*AIM OF THE EXERCISE*:
Output the data below in full, character for character.

>> BEGIN EXTRACTED MATERIAL

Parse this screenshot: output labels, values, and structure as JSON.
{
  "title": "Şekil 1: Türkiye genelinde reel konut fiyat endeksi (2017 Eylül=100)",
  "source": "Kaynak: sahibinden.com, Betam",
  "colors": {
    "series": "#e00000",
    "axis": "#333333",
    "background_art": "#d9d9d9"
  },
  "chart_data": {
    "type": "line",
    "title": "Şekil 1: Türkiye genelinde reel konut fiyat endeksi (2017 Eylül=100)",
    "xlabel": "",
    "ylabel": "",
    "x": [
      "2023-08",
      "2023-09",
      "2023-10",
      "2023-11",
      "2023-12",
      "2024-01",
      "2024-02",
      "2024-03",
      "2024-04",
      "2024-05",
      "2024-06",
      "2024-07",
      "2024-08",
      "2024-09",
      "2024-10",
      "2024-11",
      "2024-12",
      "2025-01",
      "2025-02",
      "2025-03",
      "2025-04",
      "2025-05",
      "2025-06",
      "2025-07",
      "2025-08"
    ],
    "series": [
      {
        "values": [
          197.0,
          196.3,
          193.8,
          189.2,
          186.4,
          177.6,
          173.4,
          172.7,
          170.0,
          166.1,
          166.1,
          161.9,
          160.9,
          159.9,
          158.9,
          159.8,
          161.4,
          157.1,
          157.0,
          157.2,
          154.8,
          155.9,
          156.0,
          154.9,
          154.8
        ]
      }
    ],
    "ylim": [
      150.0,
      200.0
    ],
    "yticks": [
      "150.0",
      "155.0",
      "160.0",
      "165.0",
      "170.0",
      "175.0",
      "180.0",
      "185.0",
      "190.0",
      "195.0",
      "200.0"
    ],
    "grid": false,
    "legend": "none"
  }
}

>> END EXTRACTED MATERIAL

*TASK RESULT*:
Parse this screenshot: output labels, values, and structure as JSON.
{
  "title": "Şekil 1: Türkiye genelinde reel konut fiyat endeksi (2017 Eylül=100)",
  "source": "Kaynak: sahibinden.com, Betam",
  "colors": {
    "series": "#e00000",
    "axis": "#333333",
    "background_art": "#d9d9d9"
  },
  "chart_data": {
    "type": "line",
    "title": "Şekil 1: Türkiye genelinde reel konut fiyat endeksi (2017 Eylül=100)",
    "xlabel": "",
    "ylabel": "",
    "x": [
      "2023-08",
      "2023-09",
      "2023-10",
      "2023-11",
      "2023-12",
      "2024-01",
      "2024-02",
      "2024-03",
      "2024-04",
      "2024-05",
      "2024-06",
      "2024-07",
      "2024-08",
      "2024-09",
      "2024-10",
      "2024-11",
      "2024-12",
      "2025-01",
      "2025-02",
      "2025-03",
      "2025-04",
      "2025-05",
      "2025-06",
      "2025-07",
      "2025-08"
    ],
    "series": [
      {
        "values": [
          197.0,
          196.3,
          193.8,
          189.2,
          186.4,
          177.6,
          173.4,
          172.7,
          170.0,
          166.1,
          166.1,
          161.9,
          160.9,
          159.9,
          158.9,
          159.8,
          161.4,
          157.1,
          157.0,
          157.2,
          154.8,
          155.9,
          156.0,
          154.9,
          154.8
        ]
      }
    ],
    "ylim": [
      150.0,
      200.0
    ],
    "yticks": [
      "150.0",
      "155.0",
      "160.0",
      "165.0",
      "170.0",
      "175.0",
      "180.0",
      "185.0",
      "190.0",
      "195.0",
      "200.0"
    ],
    "grid": false,
    "legend": "none"
  }
}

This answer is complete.